-- EXERCISE DATA follows --

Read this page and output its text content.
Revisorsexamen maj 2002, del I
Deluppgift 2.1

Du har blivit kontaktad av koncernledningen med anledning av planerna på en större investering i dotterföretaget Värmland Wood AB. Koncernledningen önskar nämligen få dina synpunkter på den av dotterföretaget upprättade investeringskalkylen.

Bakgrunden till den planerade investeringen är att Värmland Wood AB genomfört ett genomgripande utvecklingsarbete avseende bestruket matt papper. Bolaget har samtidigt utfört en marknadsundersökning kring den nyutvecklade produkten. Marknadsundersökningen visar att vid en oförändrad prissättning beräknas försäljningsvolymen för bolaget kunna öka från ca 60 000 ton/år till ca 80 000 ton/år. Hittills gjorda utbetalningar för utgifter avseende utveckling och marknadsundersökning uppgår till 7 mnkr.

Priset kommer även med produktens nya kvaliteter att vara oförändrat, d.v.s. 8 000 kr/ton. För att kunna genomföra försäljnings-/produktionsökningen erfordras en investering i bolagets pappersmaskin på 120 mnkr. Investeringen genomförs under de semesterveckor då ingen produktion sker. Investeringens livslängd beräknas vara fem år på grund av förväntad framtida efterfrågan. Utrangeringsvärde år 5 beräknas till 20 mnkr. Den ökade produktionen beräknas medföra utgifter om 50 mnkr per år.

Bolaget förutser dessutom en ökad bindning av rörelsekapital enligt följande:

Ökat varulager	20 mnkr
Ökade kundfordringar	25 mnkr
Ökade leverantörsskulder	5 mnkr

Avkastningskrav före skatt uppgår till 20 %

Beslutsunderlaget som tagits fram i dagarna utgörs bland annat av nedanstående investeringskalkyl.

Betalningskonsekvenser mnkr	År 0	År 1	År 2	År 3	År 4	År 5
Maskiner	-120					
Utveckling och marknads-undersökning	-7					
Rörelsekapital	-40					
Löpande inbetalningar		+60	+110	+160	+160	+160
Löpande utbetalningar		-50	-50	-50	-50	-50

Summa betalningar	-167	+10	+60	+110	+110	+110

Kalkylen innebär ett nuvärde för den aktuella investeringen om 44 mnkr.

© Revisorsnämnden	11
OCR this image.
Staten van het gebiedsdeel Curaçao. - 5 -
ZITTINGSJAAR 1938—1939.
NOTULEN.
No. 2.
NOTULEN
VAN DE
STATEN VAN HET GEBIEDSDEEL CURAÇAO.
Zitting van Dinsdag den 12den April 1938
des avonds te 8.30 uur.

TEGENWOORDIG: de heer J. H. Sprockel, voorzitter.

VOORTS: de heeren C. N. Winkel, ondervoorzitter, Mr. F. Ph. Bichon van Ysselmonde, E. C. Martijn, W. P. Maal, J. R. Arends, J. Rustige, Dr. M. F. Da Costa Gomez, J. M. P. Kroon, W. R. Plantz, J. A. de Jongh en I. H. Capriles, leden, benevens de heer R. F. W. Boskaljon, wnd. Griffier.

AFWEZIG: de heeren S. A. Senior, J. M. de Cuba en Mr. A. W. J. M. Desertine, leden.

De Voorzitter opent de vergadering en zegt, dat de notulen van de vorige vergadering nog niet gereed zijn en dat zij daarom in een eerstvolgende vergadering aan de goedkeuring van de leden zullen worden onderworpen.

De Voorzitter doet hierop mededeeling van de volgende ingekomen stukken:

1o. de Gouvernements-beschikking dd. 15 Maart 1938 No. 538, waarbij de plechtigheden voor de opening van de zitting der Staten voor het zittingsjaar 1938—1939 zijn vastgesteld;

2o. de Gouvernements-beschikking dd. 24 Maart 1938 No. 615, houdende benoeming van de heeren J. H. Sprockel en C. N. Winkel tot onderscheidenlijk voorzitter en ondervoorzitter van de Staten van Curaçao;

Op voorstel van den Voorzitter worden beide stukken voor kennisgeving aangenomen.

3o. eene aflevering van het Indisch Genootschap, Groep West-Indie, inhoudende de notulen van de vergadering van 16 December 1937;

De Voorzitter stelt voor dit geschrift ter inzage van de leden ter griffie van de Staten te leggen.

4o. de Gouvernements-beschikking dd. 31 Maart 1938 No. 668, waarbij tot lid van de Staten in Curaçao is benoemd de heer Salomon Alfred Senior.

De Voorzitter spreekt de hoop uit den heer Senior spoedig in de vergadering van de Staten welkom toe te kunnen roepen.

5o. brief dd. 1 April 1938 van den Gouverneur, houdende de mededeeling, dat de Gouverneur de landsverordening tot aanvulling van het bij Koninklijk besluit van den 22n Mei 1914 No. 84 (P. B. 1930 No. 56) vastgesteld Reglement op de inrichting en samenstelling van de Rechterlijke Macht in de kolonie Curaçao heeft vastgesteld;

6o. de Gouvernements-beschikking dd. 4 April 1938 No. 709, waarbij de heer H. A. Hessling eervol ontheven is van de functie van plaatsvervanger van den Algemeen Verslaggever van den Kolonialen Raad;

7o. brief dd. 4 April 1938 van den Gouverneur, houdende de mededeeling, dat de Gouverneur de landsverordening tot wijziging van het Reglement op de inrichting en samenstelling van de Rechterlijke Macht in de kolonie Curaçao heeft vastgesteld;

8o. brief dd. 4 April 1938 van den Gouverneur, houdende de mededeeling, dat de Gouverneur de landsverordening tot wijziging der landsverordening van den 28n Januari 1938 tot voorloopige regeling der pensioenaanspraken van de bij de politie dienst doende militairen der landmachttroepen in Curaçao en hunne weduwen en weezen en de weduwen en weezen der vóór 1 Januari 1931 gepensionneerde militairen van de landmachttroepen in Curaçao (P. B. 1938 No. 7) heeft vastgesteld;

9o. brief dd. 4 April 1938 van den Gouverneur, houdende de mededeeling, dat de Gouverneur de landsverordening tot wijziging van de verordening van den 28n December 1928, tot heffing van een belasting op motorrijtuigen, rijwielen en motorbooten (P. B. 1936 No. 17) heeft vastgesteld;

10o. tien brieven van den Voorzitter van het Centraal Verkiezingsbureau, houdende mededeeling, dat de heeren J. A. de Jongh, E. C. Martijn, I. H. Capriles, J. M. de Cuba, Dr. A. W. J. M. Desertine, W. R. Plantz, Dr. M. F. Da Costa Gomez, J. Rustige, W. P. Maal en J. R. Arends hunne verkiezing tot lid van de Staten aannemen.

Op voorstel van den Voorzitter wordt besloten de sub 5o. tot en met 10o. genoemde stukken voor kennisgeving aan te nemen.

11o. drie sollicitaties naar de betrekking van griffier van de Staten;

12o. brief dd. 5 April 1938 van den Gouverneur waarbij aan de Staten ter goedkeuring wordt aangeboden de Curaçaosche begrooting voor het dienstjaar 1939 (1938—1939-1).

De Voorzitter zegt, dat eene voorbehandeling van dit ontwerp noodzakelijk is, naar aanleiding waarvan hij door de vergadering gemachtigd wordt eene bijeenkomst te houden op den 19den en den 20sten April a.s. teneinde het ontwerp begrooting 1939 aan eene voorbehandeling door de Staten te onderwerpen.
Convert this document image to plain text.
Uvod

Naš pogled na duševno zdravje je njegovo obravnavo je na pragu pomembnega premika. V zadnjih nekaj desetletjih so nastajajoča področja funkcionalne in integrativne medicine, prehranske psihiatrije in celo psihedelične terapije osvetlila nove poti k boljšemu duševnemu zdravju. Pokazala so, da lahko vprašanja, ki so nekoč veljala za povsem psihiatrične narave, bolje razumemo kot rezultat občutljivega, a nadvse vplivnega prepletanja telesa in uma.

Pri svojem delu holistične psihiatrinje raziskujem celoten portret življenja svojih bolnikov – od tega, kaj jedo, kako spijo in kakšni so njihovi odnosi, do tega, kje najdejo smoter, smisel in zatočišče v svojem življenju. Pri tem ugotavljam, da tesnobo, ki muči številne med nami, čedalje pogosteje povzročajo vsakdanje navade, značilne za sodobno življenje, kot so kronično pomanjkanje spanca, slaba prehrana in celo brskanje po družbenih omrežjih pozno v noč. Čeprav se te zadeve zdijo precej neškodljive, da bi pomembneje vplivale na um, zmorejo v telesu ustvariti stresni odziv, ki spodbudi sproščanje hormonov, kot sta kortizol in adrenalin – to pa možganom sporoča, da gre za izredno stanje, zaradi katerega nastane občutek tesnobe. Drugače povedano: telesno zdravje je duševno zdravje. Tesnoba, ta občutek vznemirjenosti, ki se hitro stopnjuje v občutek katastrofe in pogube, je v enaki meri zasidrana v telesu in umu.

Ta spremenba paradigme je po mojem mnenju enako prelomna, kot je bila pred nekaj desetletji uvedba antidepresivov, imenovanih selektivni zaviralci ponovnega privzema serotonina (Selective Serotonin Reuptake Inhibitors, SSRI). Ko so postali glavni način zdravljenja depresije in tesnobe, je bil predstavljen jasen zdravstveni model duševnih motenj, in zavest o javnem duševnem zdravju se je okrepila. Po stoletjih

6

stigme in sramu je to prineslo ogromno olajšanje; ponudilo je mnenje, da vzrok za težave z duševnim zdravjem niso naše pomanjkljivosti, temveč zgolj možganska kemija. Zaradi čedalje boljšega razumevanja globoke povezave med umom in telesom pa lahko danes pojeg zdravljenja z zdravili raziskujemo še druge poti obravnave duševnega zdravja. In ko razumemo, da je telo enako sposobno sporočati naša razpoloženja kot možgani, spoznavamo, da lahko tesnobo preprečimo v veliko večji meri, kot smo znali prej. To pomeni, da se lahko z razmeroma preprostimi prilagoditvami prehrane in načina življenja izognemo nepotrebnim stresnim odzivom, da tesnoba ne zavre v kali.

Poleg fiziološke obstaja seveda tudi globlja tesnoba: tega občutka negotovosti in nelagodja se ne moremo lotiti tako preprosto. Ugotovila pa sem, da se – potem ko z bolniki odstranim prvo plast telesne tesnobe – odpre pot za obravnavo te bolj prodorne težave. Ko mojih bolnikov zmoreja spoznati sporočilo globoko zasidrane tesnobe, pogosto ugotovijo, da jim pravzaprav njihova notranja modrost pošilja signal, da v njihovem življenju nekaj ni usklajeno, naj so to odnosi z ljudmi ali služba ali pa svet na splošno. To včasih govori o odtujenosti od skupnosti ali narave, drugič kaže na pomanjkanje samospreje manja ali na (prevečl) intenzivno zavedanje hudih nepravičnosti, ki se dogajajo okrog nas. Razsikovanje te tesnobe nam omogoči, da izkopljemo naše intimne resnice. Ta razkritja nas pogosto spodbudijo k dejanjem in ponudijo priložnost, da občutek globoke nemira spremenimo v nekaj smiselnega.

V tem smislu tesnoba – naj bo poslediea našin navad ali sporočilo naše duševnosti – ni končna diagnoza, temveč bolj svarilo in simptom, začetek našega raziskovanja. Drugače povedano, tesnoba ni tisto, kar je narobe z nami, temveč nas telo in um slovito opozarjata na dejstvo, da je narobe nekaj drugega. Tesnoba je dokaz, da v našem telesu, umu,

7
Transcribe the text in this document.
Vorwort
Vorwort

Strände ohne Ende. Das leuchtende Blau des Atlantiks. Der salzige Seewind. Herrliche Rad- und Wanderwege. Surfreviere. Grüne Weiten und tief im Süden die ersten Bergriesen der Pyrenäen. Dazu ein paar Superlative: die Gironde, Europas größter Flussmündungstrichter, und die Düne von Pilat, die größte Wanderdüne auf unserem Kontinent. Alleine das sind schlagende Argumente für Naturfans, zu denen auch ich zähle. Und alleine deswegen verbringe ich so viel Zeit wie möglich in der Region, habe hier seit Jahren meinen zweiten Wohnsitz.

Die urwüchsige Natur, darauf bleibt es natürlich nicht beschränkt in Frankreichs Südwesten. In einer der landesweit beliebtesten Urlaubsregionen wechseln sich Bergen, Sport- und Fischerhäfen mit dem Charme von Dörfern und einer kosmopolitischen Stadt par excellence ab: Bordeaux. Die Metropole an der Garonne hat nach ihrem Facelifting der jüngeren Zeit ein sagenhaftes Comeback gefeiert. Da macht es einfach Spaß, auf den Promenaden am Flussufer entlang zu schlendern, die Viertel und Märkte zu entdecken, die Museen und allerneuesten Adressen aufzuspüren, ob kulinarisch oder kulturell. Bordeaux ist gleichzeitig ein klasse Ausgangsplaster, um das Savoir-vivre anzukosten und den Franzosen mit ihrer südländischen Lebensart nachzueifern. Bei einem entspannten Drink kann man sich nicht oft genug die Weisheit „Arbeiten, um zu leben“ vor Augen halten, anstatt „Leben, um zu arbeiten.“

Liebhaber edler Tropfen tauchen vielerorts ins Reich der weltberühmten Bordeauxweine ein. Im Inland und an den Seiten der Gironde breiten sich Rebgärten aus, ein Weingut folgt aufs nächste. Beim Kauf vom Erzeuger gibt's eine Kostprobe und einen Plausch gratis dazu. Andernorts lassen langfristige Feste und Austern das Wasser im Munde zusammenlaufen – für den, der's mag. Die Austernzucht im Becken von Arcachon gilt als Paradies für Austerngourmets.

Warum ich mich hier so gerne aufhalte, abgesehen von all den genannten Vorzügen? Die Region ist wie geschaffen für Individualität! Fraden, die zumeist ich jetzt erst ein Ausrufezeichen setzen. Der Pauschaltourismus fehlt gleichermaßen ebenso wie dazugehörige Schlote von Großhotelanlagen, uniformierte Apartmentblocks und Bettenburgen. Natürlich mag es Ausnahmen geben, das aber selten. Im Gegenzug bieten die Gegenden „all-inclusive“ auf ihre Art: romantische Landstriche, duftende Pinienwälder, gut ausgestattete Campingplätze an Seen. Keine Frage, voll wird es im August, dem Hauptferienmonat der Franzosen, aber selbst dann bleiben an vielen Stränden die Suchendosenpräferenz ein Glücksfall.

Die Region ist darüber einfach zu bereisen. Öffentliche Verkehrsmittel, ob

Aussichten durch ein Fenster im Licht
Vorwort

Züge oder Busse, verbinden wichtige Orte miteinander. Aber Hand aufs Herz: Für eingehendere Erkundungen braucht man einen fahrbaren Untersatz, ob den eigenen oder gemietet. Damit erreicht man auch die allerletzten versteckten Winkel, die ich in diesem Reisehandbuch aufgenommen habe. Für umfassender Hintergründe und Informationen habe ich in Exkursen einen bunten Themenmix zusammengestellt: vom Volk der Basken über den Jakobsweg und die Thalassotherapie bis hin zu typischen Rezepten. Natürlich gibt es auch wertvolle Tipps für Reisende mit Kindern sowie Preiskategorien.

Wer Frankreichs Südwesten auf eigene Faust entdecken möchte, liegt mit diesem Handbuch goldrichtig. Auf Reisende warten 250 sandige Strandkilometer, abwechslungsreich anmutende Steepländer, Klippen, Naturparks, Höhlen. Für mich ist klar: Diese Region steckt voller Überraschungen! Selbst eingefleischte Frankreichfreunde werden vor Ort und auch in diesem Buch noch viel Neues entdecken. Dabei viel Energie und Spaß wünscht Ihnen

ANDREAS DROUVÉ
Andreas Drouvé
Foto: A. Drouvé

-- EXERCISE DATA concluded --

Within the records, count the lines that include the word "voorstel". Answer with the number only.

**OUTPUT BELOW:** 2